### Task inputs

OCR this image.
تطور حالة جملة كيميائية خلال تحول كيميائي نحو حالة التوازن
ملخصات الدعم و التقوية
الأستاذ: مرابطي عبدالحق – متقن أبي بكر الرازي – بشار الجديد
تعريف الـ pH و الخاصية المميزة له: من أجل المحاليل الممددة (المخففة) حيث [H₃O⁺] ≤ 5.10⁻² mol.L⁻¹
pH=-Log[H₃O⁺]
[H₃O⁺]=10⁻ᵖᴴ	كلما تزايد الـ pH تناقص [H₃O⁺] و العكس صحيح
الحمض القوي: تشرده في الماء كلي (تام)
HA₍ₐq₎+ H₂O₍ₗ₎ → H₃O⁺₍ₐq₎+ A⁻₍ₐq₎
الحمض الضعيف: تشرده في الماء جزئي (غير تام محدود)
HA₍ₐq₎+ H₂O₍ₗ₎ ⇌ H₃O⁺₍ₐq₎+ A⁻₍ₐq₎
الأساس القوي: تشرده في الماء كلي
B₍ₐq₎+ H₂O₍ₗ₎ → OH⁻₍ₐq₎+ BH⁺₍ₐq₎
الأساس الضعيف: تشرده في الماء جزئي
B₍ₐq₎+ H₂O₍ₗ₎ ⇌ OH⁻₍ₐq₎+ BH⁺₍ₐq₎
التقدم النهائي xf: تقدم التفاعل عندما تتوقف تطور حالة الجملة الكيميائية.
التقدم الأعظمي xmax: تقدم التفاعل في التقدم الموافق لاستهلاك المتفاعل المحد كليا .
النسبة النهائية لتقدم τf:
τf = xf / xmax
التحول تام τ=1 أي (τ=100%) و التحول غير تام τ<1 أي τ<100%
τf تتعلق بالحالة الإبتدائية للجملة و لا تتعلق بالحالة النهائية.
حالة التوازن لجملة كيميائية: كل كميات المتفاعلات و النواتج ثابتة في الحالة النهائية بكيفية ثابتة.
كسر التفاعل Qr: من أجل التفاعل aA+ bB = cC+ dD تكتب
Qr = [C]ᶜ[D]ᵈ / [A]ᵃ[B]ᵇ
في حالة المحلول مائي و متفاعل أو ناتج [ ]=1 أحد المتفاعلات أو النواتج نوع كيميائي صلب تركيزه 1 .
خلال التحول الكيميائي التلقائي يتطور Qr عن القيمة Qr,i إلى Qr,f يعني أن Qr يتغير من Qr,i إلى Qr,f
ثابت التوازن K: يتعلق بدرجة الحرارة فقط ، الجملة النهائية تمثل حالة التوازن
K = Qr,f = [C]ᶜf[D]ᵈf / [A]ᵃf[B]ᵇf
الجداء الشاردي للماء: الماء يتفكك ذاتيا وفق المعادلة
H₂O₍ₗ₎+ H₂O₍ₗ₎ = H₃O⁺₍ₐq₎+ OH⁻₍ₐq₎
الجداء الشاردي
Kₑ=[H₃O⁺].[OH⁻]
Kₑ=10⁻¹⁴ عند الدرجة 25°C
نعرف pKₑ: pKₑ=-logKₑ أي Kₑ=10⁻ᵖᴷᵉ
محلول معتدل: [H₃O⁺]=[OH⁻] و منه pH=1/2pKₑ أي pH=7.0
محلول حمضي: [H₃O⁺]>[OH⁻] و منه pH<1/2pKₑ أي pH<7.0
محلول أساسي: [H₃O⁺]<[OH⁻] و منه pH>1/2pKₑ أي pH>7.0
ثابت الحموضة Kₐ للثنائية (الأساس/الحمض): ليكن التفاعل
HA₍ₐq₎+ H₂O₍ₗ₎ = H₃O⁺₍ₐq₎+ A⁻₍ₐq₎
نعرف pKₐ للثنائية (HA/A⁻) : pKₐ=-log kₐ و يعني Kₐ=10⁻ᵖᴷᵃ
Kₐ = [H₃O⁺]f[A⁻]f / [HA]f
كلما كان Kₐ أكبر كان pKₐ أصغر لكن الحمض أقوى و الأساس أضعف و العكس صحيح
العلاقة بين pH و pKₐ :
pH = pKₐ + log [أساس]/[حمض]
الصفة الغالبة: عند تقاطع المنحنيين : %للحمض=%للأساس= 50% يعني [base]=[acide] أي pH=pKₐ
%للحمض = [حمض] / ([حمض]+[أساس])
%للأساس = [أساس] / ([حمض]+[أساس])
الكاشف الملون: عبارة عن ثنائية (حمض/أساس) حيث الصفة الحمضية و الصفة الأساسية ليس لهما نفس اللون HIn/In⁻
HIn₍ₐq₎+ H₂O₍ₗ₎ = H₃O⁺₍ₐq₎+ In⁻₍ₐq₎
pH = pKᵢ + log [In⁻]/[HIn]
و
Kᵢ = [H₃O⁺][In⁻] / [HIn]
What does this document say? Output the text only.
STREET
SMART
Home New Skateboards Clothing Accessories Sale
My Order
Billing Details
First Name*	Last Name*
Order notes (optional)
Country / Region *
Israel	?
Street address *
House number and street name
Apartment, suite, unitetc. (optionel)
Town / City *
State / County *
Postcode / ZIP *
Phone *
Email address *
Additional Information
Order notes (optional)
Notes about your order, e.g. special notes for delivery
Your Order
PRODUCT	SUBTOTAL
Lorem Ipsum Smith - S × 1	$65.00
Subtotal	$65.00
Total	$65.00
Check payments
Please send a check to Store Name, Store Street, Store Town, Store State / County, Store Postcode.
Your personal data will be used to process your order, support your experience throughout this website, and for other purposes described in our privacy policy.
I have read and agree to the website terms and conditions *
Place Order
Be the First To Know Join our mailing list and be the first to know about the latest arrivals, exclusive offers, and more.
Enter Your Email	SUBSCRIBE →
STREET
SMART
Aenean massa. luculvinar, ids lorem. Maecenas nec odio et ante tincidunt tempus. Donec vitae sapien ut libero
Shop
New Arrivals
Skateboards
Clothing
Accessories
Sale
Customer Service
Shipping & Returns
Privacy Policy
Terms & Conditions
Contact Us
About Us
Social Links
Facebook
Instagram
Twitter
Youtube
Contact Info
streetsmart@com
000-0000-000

######

▶ _Goal_: Write out the full listing, keeping every line exactly as it is.

▶ _Solution_:
OCR this image.
تطور حالة جملة كيميائية خلال تحول كيميائي نحو حالة التوازن
ملخصات الدعم و التقوية
الأستاذ: مرابطي عبدالحق – متقن أبي بكر الرازي – بشار الجديد
تعريف الـ pH و الخاصية المميزة له: من أجل المحاليل الممددة (المخففة) حيث [H₃O⁺] ≤ 5.10⁻² mol.L⁻¹
pH=-Log[H₃O⁺]
[H₃O⁺]=10⁻ᵖᴴ	كلما تزايد الـ pH تناقص [H₃O⁺] و العكس صحيح
الحمض القوي: تشرده في الماء كلي (تام)
HA₍ₐq₎+ H₂O₍ₗ₎ → H₃O⁺₍ₐq₎+ A⁻₍ₐq₎
الحمض الضعيف: تشرده في الماء جزئي (غير تام محدود)
HA₍ₐq₎+ H₂O₍ₗ₎ ⇌ H₃O⁺₍ₐq₎+ A⁻₍ₐq₎
الأساس القوي: تشرده في الماء كلي
B₍ₐq₎+ H₂O₍ₗ₎ → OH⁻₍ₐq₎+ BH⁺₍ₐq₎
الأساس الضعيف: تشرده في الماء جزئي
B₍ₐq₎+ H₂O₍ₗ₎ ⇌ OH⁻₍ₐq₎+ BH⁺₍ₐq₎
التقدم النهائي xf: تقدم التفاعل عندما تتوقف تطور حالة الجملة الكيميائية.
التقدم الأعظمي xmax: تقدم التفاعل في التقدم الموافق لاستهلاك المتفاعل المحد كليا .
النسبة النهائية لتقدم τf:
τf = xf / xmax
التحول تام τ=1 أي (τ=100%) و التحول غير تام τ<1 أي τ<100%
τf تتعلق بالحالة الإبتدائية للجملة و لا تتعلق بالحالة النهائية.
حالة التوازن لجملة كيميائية: كل كميات المتفاعلات و النواتج ثابتة في الحالة النهائية بكيفية ثابتة.
كسر التفاعل Qr: من أجل التفاعل aA+ bB = cC+ dD تكتب
Qr = [C]ᶜ[D]ᵈ / [A]ᵃ[B]ᵇ
في حالة المحلول مائي و متفاعل أو ناتج [ ]=1 أحد المتفاعلات أو النواتج نوع كيميائي صلب تركيزه 1 .
خلال التحول الكيميائي التلقائي يتطور Qr عن القيمة Qr,i إلى Qr,f يعني أن Qr يتغير من Qr,i إلى Qr,f
ثابت التوازن K: يتعلق بدرجة الحرارة فقط ، الجملة النهائية تمثل حالة التوازن
K = Qr,f = [C]ᶜf[D]ᵈf / [A]ᵃf[B]ᵇf
الجداء الشاردي للماء: الماء يتفكك ذاتيا وفق المعادلة
H₂O₍ₗ₎+ H₂O₍ₗ₎ = H₃O⁺₍ₐq₎+ OH⁻₍ₐq₎
الجداء الشاردي
Kₑ=[H₃O⁺].[OH⁻]
Kₑ=10⁻¹⁴ عند الدرجة 25°C
نعرف pKₑ: pKₑ=-logKₑ أي Kₑ=10⁻ᵖᴷᵉ
محلول معتدل: [H₃O⁺]=[OH⁻] و منه pH=1/2pKₑ أي pH=7.0
محلول حمضي: [H₃O⁺]>[OH⁻] و منه pH<1/2pKₑ أي pH<7.0
محلول أساسي: [H₃O⁺]<[OH⁻] و منه pH>1/2pKₑ أي pH>7.0
ثابت الحموضة Kₐ للثنائية (الأساس/الحمض): ليكن التفاعل
HA₍ₐq₎+ H₂O₍ₗ₎ = H₃O⁺₍ₐq₎+ A⁻₍ₐq₎
نعرف pKₐ للثنائية (HA/A⁻) : pKₐ=-log kₐ و يعني Kₐ=10⁻ᵖᴷᵃ
Kₐ = [H₃O⁺]f[A⁻]f / [HA]f
كلما كان Kₐ أكبر كان pKₐ أصغر لكن الحمض أقوى و الأساس أضعف و العكس صحيح
العلاقة بين pH و pKₐ :
pH = pKₐ + log [أساس]/[حمض]
الصفة الغالبة: عند تقاطع المنحنيين : %للحمض=%للأساس= 50% يعني [base]=[acide] أي pH=pKₐ
%للحمض = [حمض] / ([حمض]+[أساس])
%للأساس = [أساس] / ([حمض]+[أساس])
الكاشف الملون: عبارة عن ثنائية (حمض/أساس) حيث الصفة الحمضية و الصفة الأساسية ليس لهما نفس اللون HIn/In⁻
HIn₍ₐq₎+ H₂O₍ₗ₎ = H₃O⁺₍ₐq₎+ In⁻₍ₐq₎
pH = pKᵢ + log [In⁻]/[HIn]
و
Kᵢ = [H₃O⁺][In⁻] / [HIn]
What does this document say? Output the text only.
STREET
SMART
Home New Skateboards Clothing Accessories Sale
My Order
Billing Details
First Name*	Last Name*
Order notes (optional)
Country / Region *
Israel	?
Street address *
House number and street name
Apartment, suite, unitetc. (optionel)
Town / City *
State / County *
Postcode / ZIP *
Phone *
Email address *
Additional Information
Order notes (optional)
Notes about your order, e.g. special notes for delivery
Your Order
PRODUCT	SUBTOTAL
Lorem Ipsum Smith - S × 1	$65.00
Subtotal	$65.00
Total	$65.00
Check payments
Please send a check to Store Name, Store Street, Store Town, Store State / County, Store Postcode.
Your personal data will be used to process your order, support your experience throughout this website, and for other purposes described in our privacy policy.
I have read and agree to the website terms and conditions *
Place Order
Be the First To Know Join our mailing list and be the first to know about the latest arrivals, exclusive offers, and more.
Enter Your Email	SUBSCRIBE →
STREET
SMART
Aenean massa. luculvinar, ids lorem. Maecenas nec odio et ante tincidunt tempus. Donec vitae sapien ut libero
Shop
New Arrivals
Skateboards
Clothing
Accessories
Sale
Customer Service
Shipping & Returns
Privacy Policy
Terms & Conditions
Contact Us
About Us
Social Links
Facebook
Instagram
Twitter
Youtube
Contact Info
streetsmart@com
000-0000-000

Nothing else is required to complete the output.